- [Your instructions]:
Transcribe the lines below exactly, beginning with the line that holds "Output the text content of this document." and ending with the final line, both included. Pictures are to be left out.

- [Material provided]:
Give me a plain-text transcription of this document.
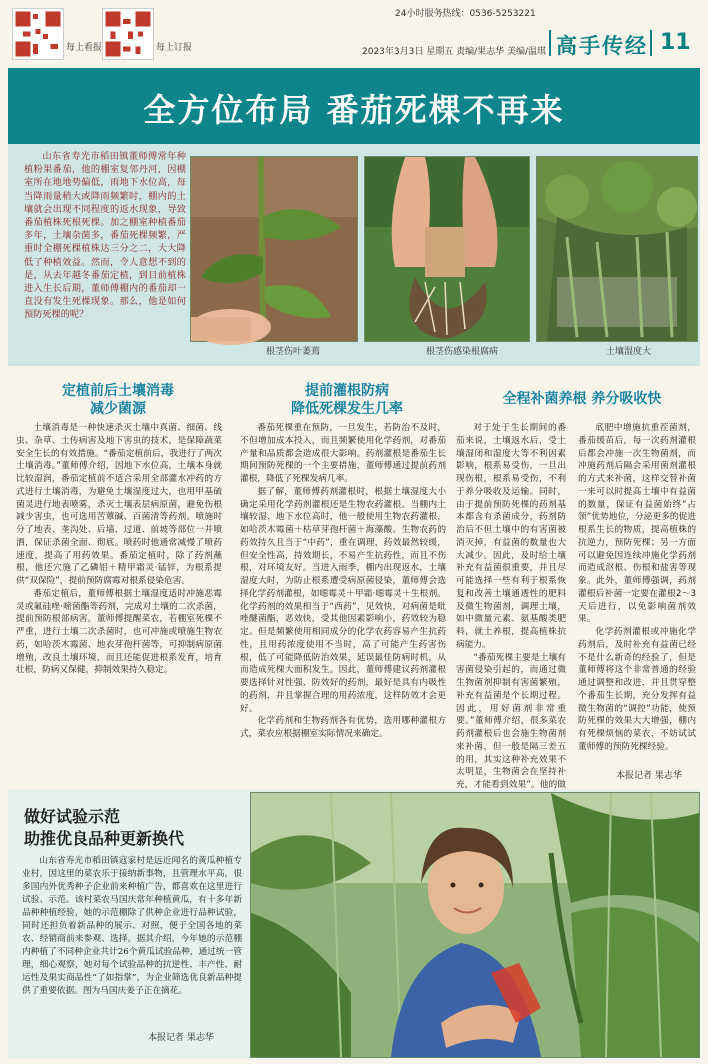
每上看报	每上订报
24小时服务热线：0536-5253221
2023年3月3日 星期五 责编/果志华 美编/温琪 高手传经 11
全方位布局 番茄死棵不再来
山东省寿光市稻田镇董师傅常年种植粉果番茄，他的棚室复邻丹河，因棚室所在地地势偏低，雨地下水位高，每当降雨量稍大或降雨频繁时，棚内的土壤就会出现不同程度的返水现象，导致番茄植株死根死棵。加之棚室种植番茄多年，土壤杂菌多，番茄死棵频繁，严重时全棚死棵植株达三分之二，大大降低了种植效益。然而，令人意想不到的是，从去年越冬番茄定植，到目前植株进入生长后期，董师傅棚内的番茄却一直没有发生死棵现象。那么，他是如何预防死棵的呢？
根茎伤叶萎蔫	根茎伤感染根腐病	土壤湿度大
定植前后土壤消毒
减少菌源
提前灌根防病
降低死棵发生几率
全程补菌养根 养分吸收快

土壤消毒是一种快速杀灭土壤中真菌、细菌、线虫、杂草、土传病害及地下害虫的技术，是保障蔬菜安全生长的有效措施。“番茄定植前后，我进行了两次土壤消毒。”董师傅介绍，因地下水位高，土壤本身就比较湿润，番茄定植前不适合采用全部灌水冲药的方式进行土壤消毒，为避免土壤湿度过大，也用甲基硫菌灵进行地表喷雾，杀灭土壤表层病原菌，避免伤根减少害虫，也可选用苦蕈碱、百菌清等药剂。喷施时分了地表、垄沟处、后墙、过道、前坡等部位一并喷洒，保证杀菌全面、彻底。喷药时他通常减慢了喷药速度，提高了用药效果。番茄定植时，除了药剂蘸根，他还穴施了乙磷铝＋精甲霜灵·锰锌，为根系提供“双保险”，提前预防腐霉对根系侵染危害。

番茄定植后，董师傅根据土壤湿度适时冲施恶霉灵或氟硅唑·嘧菌酯等药剂，完成对土壤的二次杀菌，提前预防根部病害。董师傅提醒菜农，若棚室死棵不严重，进行土壤二次杀菌时，也可冲施或喷施生物农药，如哈茨木霉菌、地衣芽孢杆菌等，可抑制病原菌增殖，改良土壤环境，而且还能促进根系发育，培育壮根，防病又保健，抑制效果持久稳定。

番茄死棵重在预防，一旦发生，若防治不及时，不但增加成本投入，而且频繁使用化学药剂，对番茄产量和品质都会造成很大影响。药剂灌根是番茄生长期间预防死棵的一个主要措施，董师傅通过提前药剂灌根，降低了死棵发病几率。

据了解，董师傅药剂灌根时，根据土壤湿度大小确定采用化学药剂灌根还是生物农药灌根。当棚内土壤较湿、地下水位高时，他一般使用生物农药灌根，如哈茨木霉菌＋枯草芽孢杆菌＋海藻酸。生物农药的药效持久且当于“中药”，重在调理，药效最然较缓，但安全性高，持效期长，不易产生抗药性，而且不伤根，对环境友好。当进入雨季，棚内出现返水，土壤湿度大时，为防止根系遭受病原菌侵染，董师傅会选择化学药剂灌根，如噁霉灵＋甲霜·噁霉灵＋生根剂。化学药剂的效果相当于“西药”，见效快，对病菌是吡唑醚菌酯，恶效快，受其他因素影响小，药效较为稳定。但是频繁使用相同成分的化学农药容易产生抗药性，且用药浓度使用不当时，高了可能产生药害伤根，低了可能降低防治效果，延误最佳防病时机，从而造成死棵大面积发生。因此，董师傅建议药剂灌根要选择针对性强、防效好的药剂，最好是具有内吸性的药剂，并且掌握合理的用药浓度，这样防效才会更好。

化学药剂和生物药剂各有优势，选用哪种灌根方式，菜农应根据棚室实际情况来确定。

对于处于生长期间的番茄来说，土壤返水后，受土壤湿闭和湿度大等不利因素影响，根系易受伤，一旦出现伤根，根系易受伤，不利于养分吸收及运输。同时，由于提前预防死棵的药剂基本都含有杀菌成分，药剂防治后不但土壤中的有害菌被消灭掉，有益菌的数量也大大减少。因此，及时给土壤补充有益菌很重要，并且尽可能选择一些有利于根系恢复和改善土壤通透性的肥料及微生物菌剂，调理土壤，如中微量元素、氨基酸类肥料，就土养根，提高植株抗病能力。

“番茄死棵主要是土壤有害菌侵染引起的，而通过微生物菌剂抑制有害菌繁殖，补充有益菌是个长期过程。因此，用好菌剂非常重要。”董师傅介绍，很多菜农药剂灌根后也会施生物菌剂来补菌，但一般是隔三差五的用，其实这种补充效果不太明显，生物菌会在坚持补充，才能看到效果”。他的做

底肥中增施抗重茬菌剂，番茄缓苗后，每一次药剂灌根后都会冲施一次生物菌剂，而冲施药剂后隔会采用菌剂灌根的方式来补菌，这样交替补菌一来可以时提高土壤中有益菌的数量，保证有益菌始终“占领”优势地位，分泌更多的促进根系生长的物质，提高植株的抗逆力，预防死棵；另一方面可以避免因连续冲施化学药剂而造成沤根、伤根和盐害等现象。此外，董师傅强调，药剂灌根后补菌一定要在灌根2～3天后进行，以免影响菌剂效果。

化学药剂灌根或冲施化学药剂后，及时补充有益菌已经不是什么新奇的经验了，但是董师傅将这个非常普通的经验通过调整和改进，并且贯穿整个番茄生长期，充分发挥有益微生物菌的“调控”功能，使预防死棵的效果大大增强，棚内有死棵烦恼的菜农，不妨试试董师傅的预防死棵经验。

本报记者 果志华
做好试验示范
助推优良品种更新换代
山东省寿光市稻田镇寇家村是远近闻名的黄瓜种植专业村，因这里的菜农乐于接纳新事物，且管理水平高，很多国内外优秀种子企业前来种植广告，都喜欢在这里进行试验、示范。该村菜农马国庆常年种植黄瓜，有十多年新品种种植经验，她的示范棚除了供种企业进行品种试验，同时还担负着新品种的展示、对照，便于全国各地的菜农、经销商前来参观、选择。据其介绍，今年她的示范棚内种植了不同种企业共计26个黄瓜试验品种，通过统一管理，细心观察，她对每个试验品种的抗逆性、丰产性、耐运性及果实商品性“了如指掌”，为企业筛选优良新品种提供了重要依据。图为马国庆姜子正在摘花。
本报记者 果志华
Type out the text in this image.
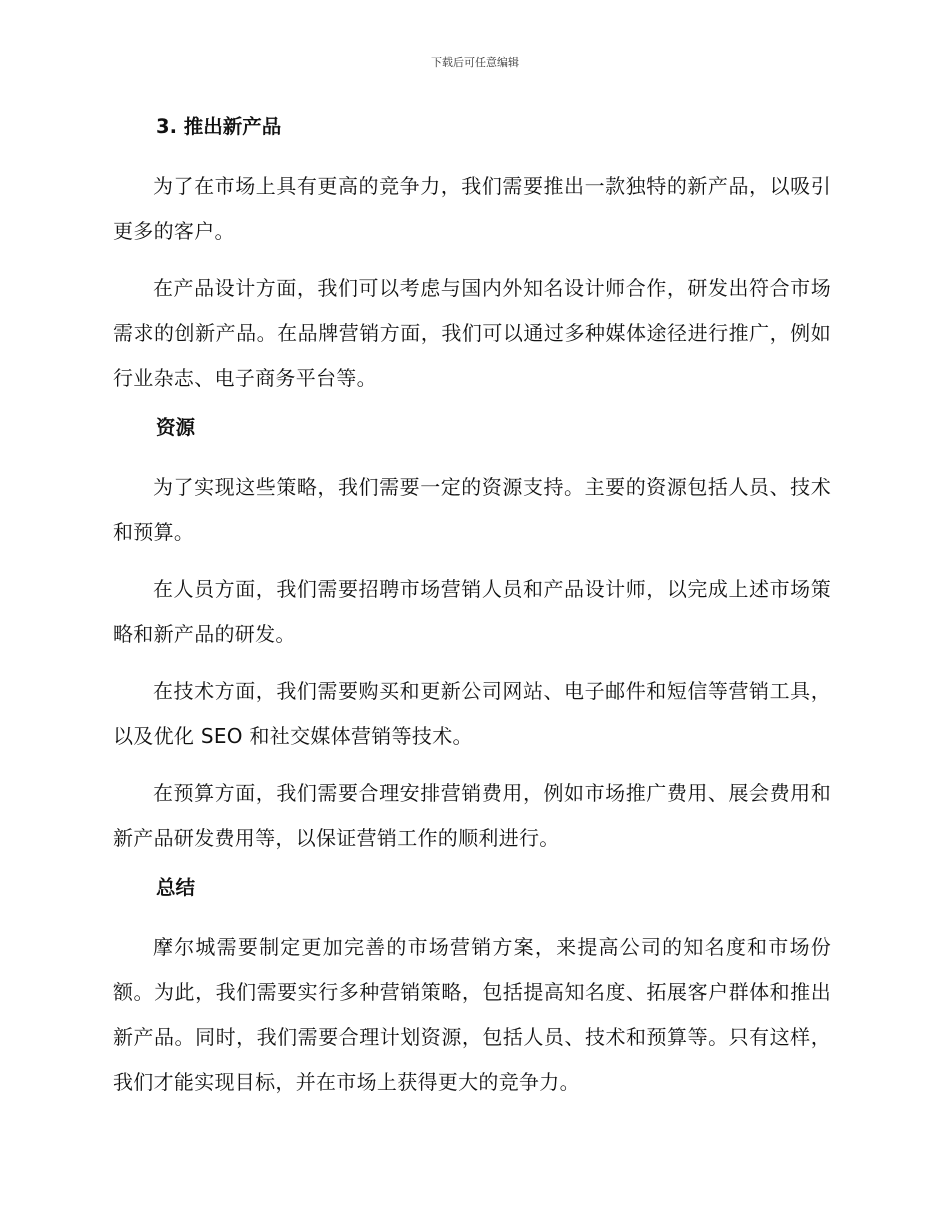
下载后可任意编辑
3. 推出新产品

为了在市场上具有更高的竞争力，我们需要推出一款独特的新产品，以吸引更多的客户。

在产品设计方面，我们可以考虑与国内外知名设计师合作，研发出符合市场需求的创新产品。在品牌营销方面，我们可以通过多种媒体途径进行推广，例如行业杂志、电子商务平台等。

资源

为了实现这些策略，我们需要一定的资源支持。主要的资源包括人员、技术和预算。

在人员方面，我们需要招聘市场营销人员和产品设计师，以完成上述市场策略和新产品的研发。

在技术方面，我们需要购买和更新公司网站、电子邮件和短信等营销工具，以及优化 SEO 和社交媒体营销等技术。

在预算方面，我们需要合理安排营销费用，例如市场推广费用、展会费用和新产品研发费用等，以保证营销工作的顺利进行。

总结

摩尔城需要制定更加完善的市场营销方案，来提高公司的知名度和市场份额。为此，我们需要实行多种营销策略，包括提高知名度、拓展客户群体和推出新产品。同时，我们需要合理计划资源，包括人员、技术和预算等。只有这样，我们才能实现目标，并在市场上获得更大的竞争力。
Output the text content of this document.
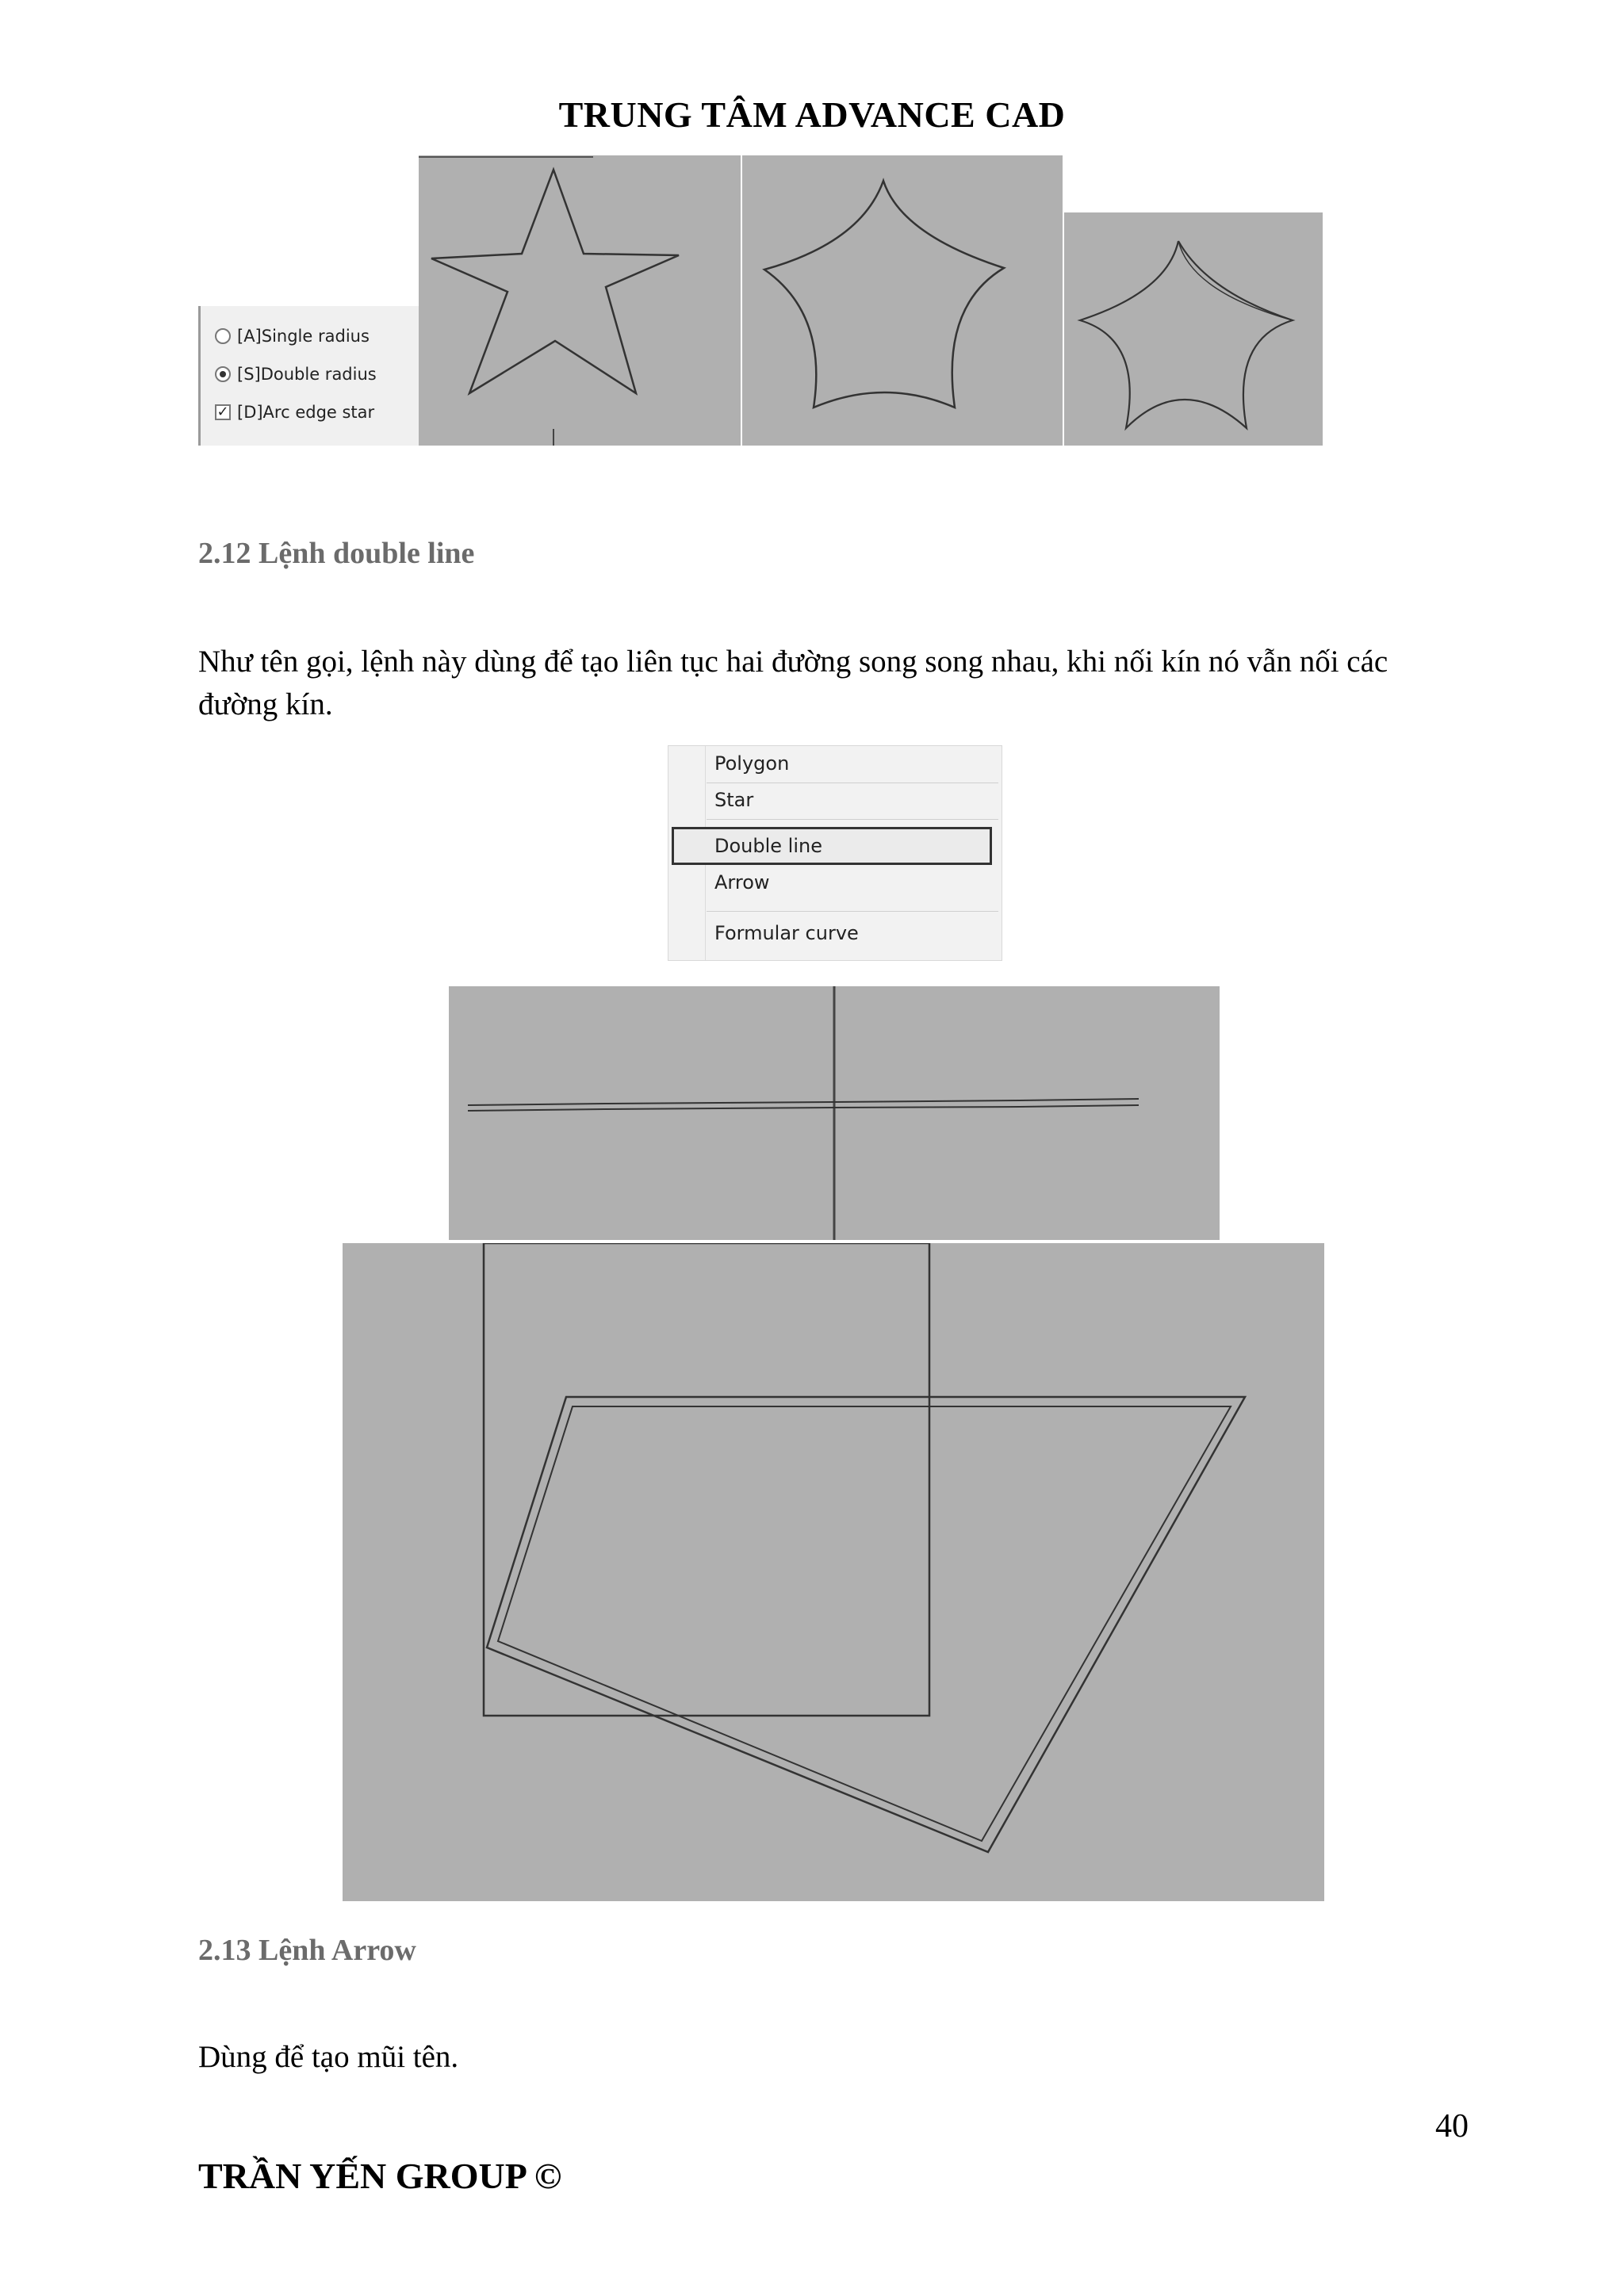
TRUNG TÂM ADVANCE CAD
[A]Single radius
[S]Double radius
✓ [D]Arc edge star
2.12 Lệnh double line
Như tên gọi, lệnh này dùng để tạo liên tục hai đường song song nhau, khi nối kín nó vẫn nối các
đường kín.
Polygon
Star
Double line
Arrow
Formular curve
2.13 Lệnh Arrow
Dùng để tạo mũi tên.
40
TRẦN YẾN GROUP ©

- [The result]:
Output the text content of this document.
TRUNG TÂM ADVANCE CAD
[A]Single radius
[S]Double radius
✓ [D]Arc edge star
2.12 Lệnh double line
Như tên gọi, lệnh này dùng để tạo liên tục hai đường song song nhau, khi nối kín nó vẫn nối các
đường kín.
Polygon
Star
Double line
Arrow
Formular curve
2.13 Lệnh Arrow
Dùng để tạo mũi tên.
40
TRẦN YẾN GROUP ©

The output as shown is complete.